• _Material provided_:
## START
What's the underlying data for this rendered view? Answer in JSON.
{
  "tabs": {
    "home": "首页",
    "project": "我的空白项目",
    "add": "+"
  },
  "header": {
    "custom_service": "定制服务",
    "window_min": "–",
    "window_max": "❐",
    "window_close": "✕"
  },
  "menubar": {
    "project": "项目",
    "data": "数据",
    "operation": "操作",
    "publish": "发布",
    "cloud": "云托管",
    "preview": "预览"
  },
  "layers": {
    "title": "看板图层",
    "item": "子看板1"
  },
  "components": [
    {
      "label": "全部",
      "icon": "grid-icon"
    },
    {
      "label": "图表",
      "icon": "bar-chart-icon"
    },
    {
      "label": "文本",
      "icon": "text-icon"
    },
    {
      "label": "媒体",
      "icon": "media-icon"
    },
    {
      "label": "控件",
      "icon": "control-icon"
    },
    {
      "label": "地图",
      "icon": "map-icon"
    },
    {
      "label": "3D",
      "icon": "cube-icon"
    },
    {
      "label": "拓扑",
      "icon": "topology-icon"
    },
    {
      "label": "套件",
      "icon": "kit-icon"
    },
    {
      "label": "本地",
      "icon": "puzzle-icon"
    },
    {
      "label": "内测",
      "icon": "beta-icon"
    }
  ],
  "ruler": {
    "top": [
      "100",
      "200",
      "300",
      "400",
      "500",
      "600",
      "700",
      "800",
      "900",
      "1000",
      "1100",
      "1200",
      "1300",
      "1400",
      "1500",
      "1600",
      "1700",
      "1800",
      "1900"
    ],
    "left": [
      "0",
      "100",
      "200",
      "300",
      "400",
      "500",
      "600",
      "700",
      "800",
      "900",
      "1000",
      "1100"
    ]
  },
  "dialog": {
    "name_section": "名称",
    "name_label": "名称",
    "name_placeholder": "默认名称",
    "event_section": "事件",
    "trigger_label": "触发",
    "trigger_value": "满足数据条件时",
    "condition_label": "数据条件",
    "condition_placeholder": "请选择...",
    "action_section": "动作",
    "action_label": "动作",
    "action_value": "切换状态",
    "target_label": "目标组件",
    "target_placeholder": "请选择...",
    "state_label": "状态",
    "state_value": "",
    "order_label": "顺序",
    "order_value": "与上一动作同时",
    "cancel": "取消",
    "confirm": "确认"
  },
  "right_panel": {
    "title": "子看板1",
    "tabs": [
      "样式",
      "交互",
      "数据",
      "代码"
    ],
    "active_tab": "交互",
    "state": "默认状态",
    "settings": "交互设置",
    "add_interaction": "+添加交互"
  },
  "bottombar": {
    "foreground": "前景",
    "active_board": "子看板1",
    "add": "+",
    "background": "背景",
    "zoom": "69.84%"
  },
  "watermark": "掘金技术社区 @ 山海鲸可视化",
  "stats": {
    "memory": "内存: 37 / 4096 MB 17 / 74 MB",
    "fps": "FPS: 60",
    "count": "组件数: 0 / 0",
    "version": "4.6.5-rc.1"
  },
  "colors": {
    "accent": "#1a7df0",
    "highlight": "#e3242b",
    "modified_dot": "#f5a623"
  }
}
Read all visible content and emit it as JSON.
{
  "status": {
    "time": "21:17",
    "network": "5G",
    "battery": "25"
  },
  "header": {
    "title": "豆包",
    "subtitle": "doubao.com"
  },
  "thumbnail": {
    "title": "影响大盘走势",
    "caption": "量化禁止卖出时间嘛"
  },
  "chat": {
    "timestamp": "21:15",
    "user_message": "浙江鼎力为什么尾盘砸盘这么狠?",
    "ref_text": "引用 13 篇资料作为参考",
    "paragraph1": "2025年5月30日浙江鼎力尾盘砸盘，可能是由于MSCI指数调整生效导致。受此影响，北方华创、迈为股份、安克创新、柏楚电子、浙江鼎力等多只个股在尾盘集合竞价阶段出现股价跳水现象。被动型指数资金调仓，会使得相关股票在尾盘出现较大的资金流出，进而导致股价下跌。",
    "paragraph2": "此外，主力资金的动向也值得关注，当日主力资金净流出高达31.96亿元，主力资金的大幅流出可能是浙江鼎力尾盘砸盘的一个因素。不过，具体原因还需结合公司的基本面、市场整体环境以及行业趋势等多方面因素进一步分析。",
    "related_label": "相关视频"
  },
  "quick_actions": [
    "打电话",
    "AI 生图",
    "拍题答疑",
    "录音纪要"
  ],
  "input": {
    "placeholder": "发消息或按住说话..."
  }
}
## END
• _What is required_: Print out the whole listing exactly as it appears.

• _Written solution_:
What's the underlying data for this rendered view? Answer in JSON.
{
  "tabs": {
    "home": "首页",
    "project": "我的空白项目",
    "add": "+"
  },
  "header": {
    "custom_service": "定制服务",
    "window_min": "–",
    "window_max": "❐",
    "window_close": "✕"
  },
  "menubar": {
    "project": "项目",
    "data": "数据",
    "operation": "操作",
    "publish": "发布",
    "cloud": "云托管",
    "preview": "预览"
  },
  "layers": {
    "title": "看板图层",
    "item": "子看板1"
  },
  "components": [
    {
      "label": "全部",
      "icon": "grid-icon"
    },
    {
      "label": "图表",
      "icon": "bar-chart-icon"
    },
    {
      "label": "文本",
      "icon": "text-icon"
    },
    {
      "label": "媒体",
      "icon": "media-icon"
    },
    {
      "label": "控件",
      "icon": "control-icon"
    },
    {
      "label": "地图",
      "icon": "map-icon"
    },
    {
      "label": "3D",
      "icon": "cube-icon"
    },
    {
      "label": "拓扑",
      "icon": "topology-icon"
    },
    {
      "label": "套件",
      "icon": "kit-icon"
    },
    {
      "label": "本地",
      "icon": "puzzle-icon"
    },
    {
      "label": "内测",
      "icon": "beta-icon"
    }
  ],
  "ruler": {
    "top": [
      "100",
      "200",
      "300",
      "400",
      "500",
      "600",
      "700",
      "800",
      "900",
      "1000",
      "1100",
      "1200",
      "1300",
      "1400",
      "1500",
      "1600",
      "1700",
      "1800",
      "1900"
    ],
    "left": [
      "0",
      "100",
      "200",
      "300",
      "400",
      "500",
      "600",
      "700",
      "800",
      "900",
      "1000",
      "1100"
    ]
  },
  "dialog": {
    "name_section": "名称",
    "name_label": "名称",
    "name_placeholder": "默认名称",
    "event_section": "事件",
    "trigger_label": "触发",
    "trigger_value": "满足数据条件时",
    "condition_label": "数据条件",
    "condition_placeholder": "请选择...",
    "action_section": "动作",
    "action_label": "动作",
    "action_value": "切换状态",
    "target_label": "目标组件",
    "target_placeholder": "请选择...",
    "state_label": "状态",
    "state_value": "",
    "order_label": "顺序",
    "order_value": "与上一动作同时",
    "cancel": "取消",
    "confirm": "确认"
  },
  "right_panel": {
    "title": "子看板1",
    "tabs": [
      "样式",
      "交互",
      "数据",
      "代码"
    ],
    "active_tab": "交互",
    "state": "默认状态",
    "settings": "交互设置",
    "add_interaction": "+添加交互"
  },
  "bottombar": {
    "foreground": "前景",
    "active_board": "子看板1",
    "add": "+",
    "background": "背景",
    "zoom": "69.84%"
  },
  "watermark": "掘金技术社区 @ 山海鲸可视化",
  "stats": {
    "memory": "内存: 37 / 4096 MB 17 / 74 MB",
    "fps": "FPS: 60",
    "count": "组件数: 0 / 0",
    "version": "4.6.5-rc.1"
  },
  "colors": {
    "accent": "#1a7df0",
    "highlight": "#e3242b",
    "modified_dot": "#f5a623"
  }
}
Read all visible content and emit it as JSON.
{
  "status": {
    "time": "21:17",
    "network": "5G",
    "battery": "25"
  },
  "header": {
    "title": "豆包",
    "subtitle": "doubao.com"
  },
  "thumbnail": {
    "title": "影响大盘走势",
    "caption": "量化禁止卖出时间嘛"
  },
  "chat": {
    "timestamp": "21:15",
    "user_message": "浙江鼎力为什么尾盘砸盘这么狠?",
    "ref_text": "引用 13 篇资料作为参考",
    "paragraph1": "2025年5月30日浙江鼎力尾盘砸盘，可能是由于MSCI指数调整生效导致。受此影响，北方华创、迈为股份、安克创新、柏楚电子、浙江鼎力等多只个股在尾盘集合竞价阶段出现股价跳水现象。被动型指数资金调仓，会使得相关股票在尾盘出现较大的资金流出，进而导致股价下跌。",
    "paragraph2": "此外，主力资金的动向也值得关注，当日主力资金净流出高达31.96亿元，主力资金的大幅流出可能是浙江鼎力尾盘砸盘的一个因素。不过，具体原因还需结合公司的基本面、市场整体环境以及行业趋势等多方面因素进一步分析。",
    "related_label": "相关视频"
  },
  "quick_actions": [
    "打电话",
    "AI 生图",
    "拍题答疑",
    "录音纪要"
  ],
  "input": {
    "placeholder": "发消息或按住说话..."
  }
}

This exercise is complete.